## Aim
Show every line in the rows below that contains the word "espacial".

[Some rows]

# # # # #

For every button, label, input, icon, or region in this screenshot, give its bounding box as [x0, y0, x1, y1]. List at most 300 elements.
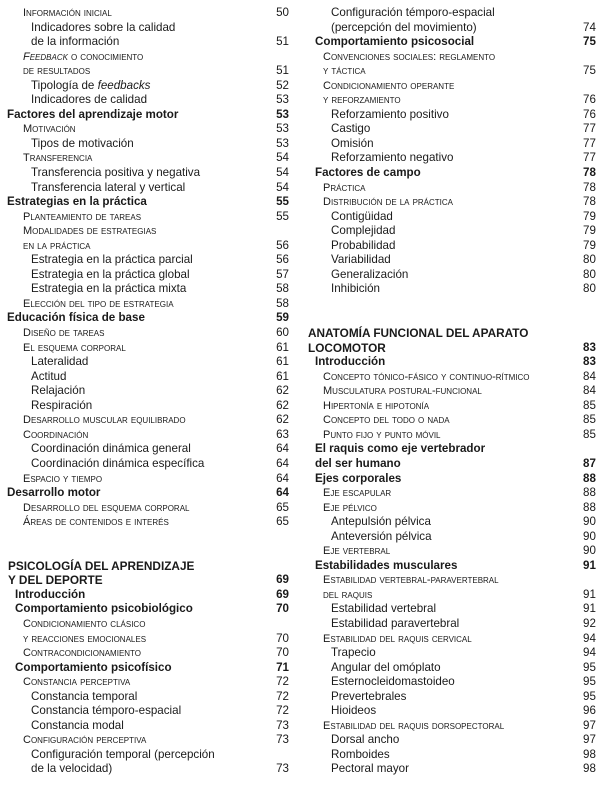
spacer — [300, 297, 600, 312]
entry-title: Transferencia lateral y vertical — [31, 180, 186, 194]
entry-title: Estabilidad vertebral-paravertebral — [323, 574, 499, 587]
entry-title: Configuración témporo-espacial — [331, 6, 495, 19]
toc-entry — [0, 704, 292, 719]
entry-italic-text: Feedback — [23, 50, 68, 63]
page-number: 80 — [583, 282, 596, 296]
page-number: 65 — [276, 515, 289, 529]
toc-heading — [0, 661, 292, 676]
toc-entry — [0, 515, 292, 530]
entry-title: del raquis — [323, 588, 373, 601]
entry-title: Estabilidad del raquis dorsopectoral — [323, 719, 505, 732]
toc-entry — [300, 64, 600, 79]
entry-title: Motivación — [23, 123, 76, 136]
entry-title: Dorsal ancho — [331, 733, 400, 747]
entry-title: LOCOMOTOR — [308, 340, 386, 355]
toc-entry — [300, 704, 600, 719]
entry-title: Información inicial — [23, 7, 112, 19]
toc-entry — [0, 282, 292, 297]
entry-title: El raquis como eje vertebrador — [315, 442, 486, 456]
entry-title: Eje pélvico — [323, 501, 377, 514]
toc-entry — [300, 122, 600, 137]
page-number: 60 — [276, 326, 289, 340]
toc-heading — [300, 341, 600, 356]
toc-entry — [300, 6, 600, 21]
entry-title: Estabilidades musculares — [315, 558, 458, 572]
toc-entry — [300, 501, 600, 516]
entry-title: PSICOLOGÍA DEL APRENDIZAJE — [8, 558, 195, 573]
page-number: 53 — [276, 107, 289, 121]
toc-entry — [0, 719, 292, 734]
page-number: 85 — [583, 427, 596, 441]
toc-heading — [0, 573, 292, 588]
page-number: 64 — [276, 442, 289, 456]
entry-title: Comportamiento psicosocial — [315, 35, 475, 49]
toc-entry — [0, 341, 292, 356]
toc-entry — [300, 675, 600, 690]
page-number: 97 — [583, 733, 596, 747]
toc-heading — [0, 311, 292, 326]
spacer — [0, 544, 292, 559]
page-number: 54 — [276, 166, 289, 180]
page-number: 91 — [583, 587, 596, 601]
entry-title: Constancia témporo-espacial — [31, 704, 182, 718]
page-number: 69 — [276, 573, 289, 587]
entry-title: y reforzamiento — [323, 94, 401, 107]
entry-title: Transferencia — [23, 152, 93, 165]
page-number: 88 — [583, 471, 596, 485]
toc-heading — [300, 355, 600, 370]
entry-title: Trapecio — [331, 646, 376, 660]
spacer — [0, 530, 292, 545]
toc-entry — [300, 690, 600, 705]
entry-title: Áreas de contenidos e interés — [23, 516, 169, 529]
page-number: 74 — [583, 20, 596, 34]
entry-title: Pectoral mayor — [331, 762, 409, 776]
page-number: 88 — [583, 486, 596, 500]
entry-title: Ejes corporales — [315, 471, 402, 485]
entry-title: Omisión — [331, 136, 374, 150]
entry-title: El esquema corporal — [23, 341, 126, 354]
page-number: 63 — [276, 427, 289, 441]
page-number: 80 — [583, 253, 596, 267]
toc-entry — [0, 748, 292, 763]
entry-title: Castigo — [331, 122, 371, 136]
entry-title: Probabilidad — [331, 238, 396, 252]
page-number: 79 — [583, 238, 596, 252]
toc-entry — [300, 93, 600, 108]
entry-title: Eje escapular — [323, 487, 392, 500]
toc-heading — [0, 195, 292, 210]
page-number: 80 — [583, 267, 596, 281]
toc-entry — [300, 79, 600, 94]
entry-title: Desarrollo motor — [7, 486, 101, 500]
toc-entry — [0, 457, 292, 472]
toc-entry — [0, 297, 292, 312]
entry-title: y táctica — [323, 65, 366, 78]
page-number: 65 — [276, 500, 289, 514]
entry-title: Estrategia en la práctica parcial — [31, 253, 193, 267]
toc-heading — [300, 35, 600, 50]
toc-entry — [300, 370, 600, 385]
entry-title: Práctica — [323, 181, 366, 194]
page-number: 57 — [276, 267, 289, 281]
page-number: 56 — [276, 238, 289, 252]
toc-entry — [0, 384, 292, 399]
page-number: 84 — [583, 369, 596, 383]
toc-entry — [0, 151, 292, 166]
entry-title: Constancia modal — [31, 718, 124, 732]
toc-heading — [0, 588, 292, 603]
entry-title: Esternocleidomastoideo — [331, 675, 455, 689]
page-number: 95 — [583, 675, 596, 689]
page-number: 78 — [583, 180, 596, 194]
toc-entry — [300, 268, 600, 283]
toc-entry — [300, 632, 600, 647]
page-number: 72 — [276, 689, 289, 703]
page-number: 56 — [276, 253, 289, 267]
entry-title: Musculatura postural-funcional — [323, 385, 482, 398]
toc-entry — [0, 413, 292, 428]
toc-heading — [300, 442, 600, 457]
entry-title: Hipertonía e hipotonía — [323, 399, 430, 412]
page-number: 78 — [583, 195, 596, 209]
page-number: 62 — [276, 398, 289, 412]
entry-title: Planteamiento de tareas — [23, 210, 142, 223]
page-number: 75 — [583, 64, 596, 78]
entry-title: Reforzamiento negativo — [331, 151, 454, 165]
entry-title: Convenciones sociales: reglamento — [323, 50, 496, 63]
toc-heading — [0, 602, 292, 617]
toc-entry — [0, 239, 292, 254]
page-number: 64 — [276, 471, 289, 485]
page-number: 88 — [583, 500, 596, 514]
toc-entry — [300, 486, 600, 501]
page-number: 94 — [583, 646, 596, 660]
entry-title: Actitud — [31, 369, 67, 383]
entry-title: Desarrollo del esquema corporal — [23, 501, 190, 514]
entry-title: Coordinación dinámica general — [31, 442, 191, 456]
page-number: 69 — [276, 587, 289, 601]
page-number: 85 — [583, 398, 596, 412]
page-number: 90 — [583, 515, 596, 529]
page-number: 79 — [583, 209, 596, 223]
page-number: 98 — [583, 762, 596, 776]
page-number: 96 — [583, 704, 596, 718]
entry-title: Y DEL DEPORTE — [8, 573, 103, 588]
page-number: 55 — [276, 209, 289, 223]
toc-entry — [0, 762, 292, 777]
entry-title: Concepto del todo o nada — [323, 414, 450, 427]
entry-title: Introducción — [15, 587, 86, 601]
toc-entry — [300, 719, 600, 734]
entry-title: Constancia temporal — [31, 689, 138, 703]
entry-title: Factores del aprendizaje motor — [7, 107, 179, 121]
page-number: 53 — [276, 93, 289, 107]
page-number: 52 — [276, 78, 289, 92]
page-number: 59 — [276, 311, 289, 325]
toc-heading — [0, 559, 292, 574]
page-number: 75 — [583, 35, 596, 49]
page-number: 61 — [276, 355, 289, 369]
page-number: 50 — [276, 6, 289, 19]
page-number: 87 — [583, 456, 596, 470]
toc-entry — [300, 646, 600, 661]
toc-heading — [300, 559, 600, 574]
toc-entry — [0, 210, 292, 225]
page-number: 53 — [276, 122, 289, 136]
page-number: 73 — [276, 733, 289, 747]
toc-entry — [300, 602, 600, 617]
page-number: 98 — [583, 747, 596, 761]
page-number: 83 — [583, 355, 596, 369]
entry-title: Contigüidad — [331, 209, 393, 223]
entry-title: Estabilidad paravertebral — [331, 616, 460, 630]
entry-title: Hioideos — [331, 704, 377, 718]
page-number: 70 — [276, 631, 289, 645]
toc-entry — [300, 50, 600, 65]
entry-title: Complejidad — [331, 224, 396, 238]
toc-entry — [300, 181, 600, 196]
toc-entry — [300, 210, 600, 225]
page-number: 77 — [583, 136, 596, 150]
entry-title: Respiración — [31, 398, 93, 412]
toc-entry — [0, 326, 292, 341]
toc-entry — [300, 733, 600, 748]
entry-title: Punto fijo y punto móvil — [323, 428, 441, 441]
toc-entry — [300, 573, 600, 588]
toc-entry — [0, 6, 292, 21]
entry-title: de resultados — [23, 65, 91, 78]
page-number: 71 — [276, 660, 289, 674]
page-number: 95 — [583, 689, 596, 703]
toc-entry — [0, 181, 292, 196]
toc-entry — [300, 137, 600, 152]
toc-entry — [0, 224, 292, 239]
toc-entry — [0, 93, 292, 108]
toc-entry — [300, 399, 600, 414]
page-number: 70 — [276, 646, 289, 660]
entry-title: Contracondicionamiento — [23, 647, 142, 660]
entry-title: Tipos de motivación — [31, 136, 134, 150]
toc-entry — [300, 253, 600, 268]
toc-heading — [300, 326, 600, 341]
entry-title: Espacio y tiempo — [23, 472, 103, 485]
entry-title: Desarrollo muscular equilibrado — [23, 414, 186, 427]
page-number: 62 — [276, 384, 289, 398]
entry-title: Configuración temporal (percepción — [31, 747, 215, 761]
toc-heading — [0, 108, 292, 123]
page-number: 90 — [583, 544, 596, 558]
page-number: 64 — [276, 486, 289, 500]
entry-title: Modalidades de estrategias — [23, 225, 157, 238]
entry-title: Estabilidad vertebral — [331, 602, 437, 616]
toc-entry — [0, 675, 292, 690]
page-number: 72 — [276, 704, 289, 718]
toc-entry — [0, 64, 292, 79]
toc-entry — [300, 195, 600, 210]
toc-entry — [0, 35, 292, 50]
toc-entry — [0, 428, 292, 443]
entry-title: y reacciones emocionales — [23, 632, 147, 645]
entry-title: Generalización — [331, 267, 409, 281]
page-number: 78 — [583, 166, 596, 180]
page-number: 70 — [276, 602, 289, 616]
entry-title: de la velocidad) — [31, 762, 113, 776]
toc-entry — [0, 137, 292, 152]
entry-title: Coordinación dinámica específica — [31, 456, 205, 470]
toc-entry — [0, 632, 292, 647]
page-number: 90 — [583, 529, 596, 543]
entry-title: Variabilidad — [331, 253, 391, 267]
entry-title: Inhibición — [331, 282, 380, 296]
toc-entry — [300, 544, 600, 559]
entry-title: Reforzamiento positivo — [331, 107, 449, 121]
entry-title: Factores de campo — [315, 166, 421, 180]
entry-title: Diseño de tareas — [23, 327, 105, 340]
entry-title: Condicionamiento clásico — [23, 617, 146, 630]
entry-title: Romboides — [331, 747, 390, 761]
toc-entry — [0, 355, 292, 370]
toc-entry — [300, 428, 600, 443]
toc-entry — [0, 166, 292, 181]
toc-entry — [0, 617, 292, 632]
entry-italic-text: feedbacks — [97, 78, 151, 92]
toc-entry — [0, 501, 292, 516]
page-number: 54 — [276, 151, 289, 165]
toc-entry — [0, 690, 292, 705]
page-number: 97 — [583, 718, 596, 732]
toc-entry — [300, 588, 600, 603]
entry-title: Estrategias en la práctica — [7, 195, 147, 209]
toc-entry — [0, 79, 292, 94]
page-number: 94 — [583, 631, 596, 645]
toc-entry — [300, 617, 600, 632]
toc-entry — [0, 253, 292, 268]
entry-title: Estabilidad del raquis cervical — [323, 632, 472, 645]
toc-entry — [0, 21, 292, 36]
toc-entry — [300, 224, 600, 239]
page-number: 61 — [276, 340, 289, 354]
toc-entry — [300, 384, 600, 399]
entry-title: Introducción — [315, 355, 386, 369]
entry-title: Antepulsión pélvica — [331, 515, 431, 529]
entry-title: del ser humano — [315, 456, 401, 470]
page-number: 61 — [276, 369, 289, 383]
toc-entry — [0, 50, 292, 65]
entry-title: (percepción del movimiento) — [331, 20, 477, 34]
entry-title: Coordinación — [23, 428, 89, 441]
toc-right-column — [300, 6, 600, 777]
toc-entry — [300, 282, 600, 297]
entry-title: Indicadores sobre la calidad — [31, 20, 176, 34]
entry-title: de la información — [31, 35, 120, 49]
page-number: 51 — [276, 64, 289, 78]
spacer — [300, 311, 600, 326]
entry-title: Lateralidad — [31, 355, 89, 369]
toc-entry — [300, 515, 600, 530]
entry-title: en la práctica — [23, 239, 91, 252]
page-number: 53 — [276, 136, 289, 150]
entry-title: Configuración perceptiva — [23, 734, 147, 747]
entry-title: Condicionamiento operante — [323, 79, 455, 92]
page-number: 73 — [276, 718, 289, 732]
page-number: 77 — [583, 122, 596, 136]
page-number: 76 — [583, 107, 596, 121]
toc-entry — [300, 151, 600, 166]
page-number: 58 — [276, 282, 289, 296]
toc-entry — [300, 661, 600, 676]
page-number: 85 — [583, 413, 596, 427]
entry-title: Angular del omóplato — [331, 660, 441, 674]
page-number: 77 — [583, 151, 596, 165]
entry-title: Relajación — [31, 384, 86, 398]
entry-title: Educación física de base — [7, 311, 145, 325]
toc-entry — [300, 239, 600, 254]
page-number: 95 — [583, 660, 596, 674]
entry-title: Comportamiento psicobiológico — [15, 602, 193, 616]
toc-entry — [0, 399, 292, 414]
entry-title: Eje vertebral — [323, 545, 391, 558]
page-number: 91 — [583, 602, 596, 616]
page-number: 72 — [276, 675, 289, 689]
page-number: 79 — [583, 224, 596, 238]
toc-entry — [0, 472, 292, 487]
entry-title: Prevertebrales — [331, 689, 407, 703]
entry-title: Estrategia en la práctica mixta — [31, 282, 187, 296]
toc-entry — [300, 748, 600, 763]
toc-heading — [300, 166, 600, 181]
entry-title: Distribución de la práctica — [323, 196, 454, 209]
entry-title: Tipología de — [31, 78, 98, 92]
page-number: 64 — [276, 456, 289, 470]
toc-entry — [0, 370, 292, 385]
page-number: 58 — [276, 296, 289, 310]
page-number: 76 — [583, 93, 596, 107]
page-number: 62 — [276, 413, 289, 427]
entry-title: Anteversión pélvica — [331, 529, 432, 543]
page-number: 83 — [583, 340, 596, 354]
page-number: 91 — [583, 558, 596, 572]
page-number: 55 — [276, 195, 289, 209]
toc-left-column — [0, 6, 292, 777]
toc-heading — [300, 457, 600, 472]
entry-title: Comportamiento psicofísico — [15, 660, 172, 674]
toc-entry — [300, 108, 600, 123]
entry-title: Constancia perceptiva — [23, 676, 131, 689]
page-number: 73 — [276, 762, 289, 776]
toc-heading — [300, 472, 600, 487]
toc-entry — [300, 21, 600, 36]
page-number: 84 — [583, 384, 596, 398]
toc-entry — [0, 268, 292, 283]
page-number: 54 — [276, 180, 289, 194]
toc-entry — [0, 122, 292, 137]
toc-entry — [300, 762, 600, 777]
entry-title: Concepto tónico-fásico y continuo-rítmico — [323, 370, 530, 383]
entry-title: o conocimiento — [67, 50, 144, 63]
toc-entry — [0, 442, 292, 457]
entry-title: ANATOMÍA FUNCIONAL DEL APARATO — [308, 326, 529, 341]
entry-title: Estrategia en la práctica global — [31, 267, 190, 281]
toc-heading — [0, 486, 292, 501]
toc-entry — [0, 733, 292, 748]
entry-title: Elección del tipo de estrategia — [23, 297, 174, 310]
entry-title: Transferencia positiva y negativa — [31, 166, 201, 180]
toc-entry — [0, 646, 292, 661]
page-number: 51 — [276, 35, 289, 49]
toc-entry — [300, 413, 600, 428]
toc-entry — [300, 530, 600, 545]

# # # # #

## Answer to the exercise
entry-title: Configuración témporo-espacial — [331, 6, 495, 19]
entry-title: Constancia témporo-espacial — [31, 704, 182, 718]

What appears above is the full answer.